# EXERCISE AIM
Copy each line that contains the string "Massachusetts".

# DATA IN THIS EXERCISE
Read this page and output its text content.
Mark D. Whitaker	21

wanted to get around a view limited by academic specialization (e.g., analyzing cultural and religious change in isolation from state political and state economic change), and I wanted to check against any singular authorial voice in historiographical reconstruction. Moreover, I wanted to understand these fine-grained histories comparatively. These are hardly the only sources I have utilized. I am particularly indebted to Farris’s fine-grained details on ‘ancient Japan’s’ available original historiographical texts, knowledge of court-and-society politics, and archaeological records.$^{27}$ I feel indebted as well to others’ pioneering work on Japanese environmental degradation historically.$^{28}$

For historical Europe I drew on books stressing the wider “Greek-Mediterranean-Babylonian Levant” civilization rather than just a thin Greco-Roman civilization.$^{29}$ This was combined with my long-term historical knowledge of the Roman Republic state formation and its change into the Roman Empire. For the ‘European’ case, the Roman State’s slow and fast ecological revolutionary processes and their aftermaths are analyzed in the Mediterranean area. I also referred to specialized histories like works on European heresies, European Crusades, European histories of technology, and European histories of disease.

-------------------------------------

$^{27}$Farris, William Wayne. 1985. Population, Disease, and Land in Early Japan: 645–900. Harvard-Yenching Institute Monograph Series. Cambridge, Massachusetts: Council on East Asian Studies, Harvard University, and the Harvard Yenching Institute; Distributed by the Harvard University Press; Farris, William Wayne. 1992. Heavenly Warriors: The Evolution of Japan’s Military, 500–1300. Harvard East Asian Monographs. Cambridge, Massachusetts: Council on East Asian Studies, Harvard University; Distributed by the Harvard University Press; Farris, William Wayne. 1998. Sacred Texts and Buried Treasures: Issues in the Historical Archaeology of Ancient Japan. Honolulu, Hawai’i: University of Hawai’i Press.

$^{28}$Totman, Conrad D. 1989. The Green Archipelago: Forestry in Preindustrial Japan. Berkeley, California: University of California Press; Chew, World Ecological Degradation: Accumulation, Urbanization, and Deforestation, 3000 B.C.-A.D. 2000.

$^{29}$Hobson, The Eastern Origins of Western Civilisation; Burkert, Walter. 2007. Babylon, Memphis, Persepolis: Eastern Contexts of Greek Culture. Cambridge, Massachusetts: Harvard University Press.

# WORKED SOLUTION
$^{27}$Farris, William Wayne. 1985. Population, Disease, and Land in Early Japan: 645–900. Harvard-Yenching Institute Monograph Series. Cambridge, Massachusetts: Council on East Asian Studies, Harvard University, and the Harvard Yenching Institute; Distributed by the Harvard University Press; Farris, William Wayne. 1992. Heavenly Warriors: The Evolution of Japan’s Military, 500–1300. Harvard East Asian Monographs. Cambridge, Massachusetts: Council on East Asian Studies, Harvard University; Distributed by the Harvard University Press; Farris, William Wayne. 1998. Sacred Texts and Buried Treasures: Issues in the Historical Archaeology of Ancient Japan. Honolulu, Hawai’i: University of Hawai’i Press.
$^{29}$Hobson, The Eastern Origins of Western Civilisation; Burkert, Walter. 2007. Babylon, Memphis, Persepolis: Eastern Contexts of Greek Culture. Cambridge, Massachusetts: Harvard University Press.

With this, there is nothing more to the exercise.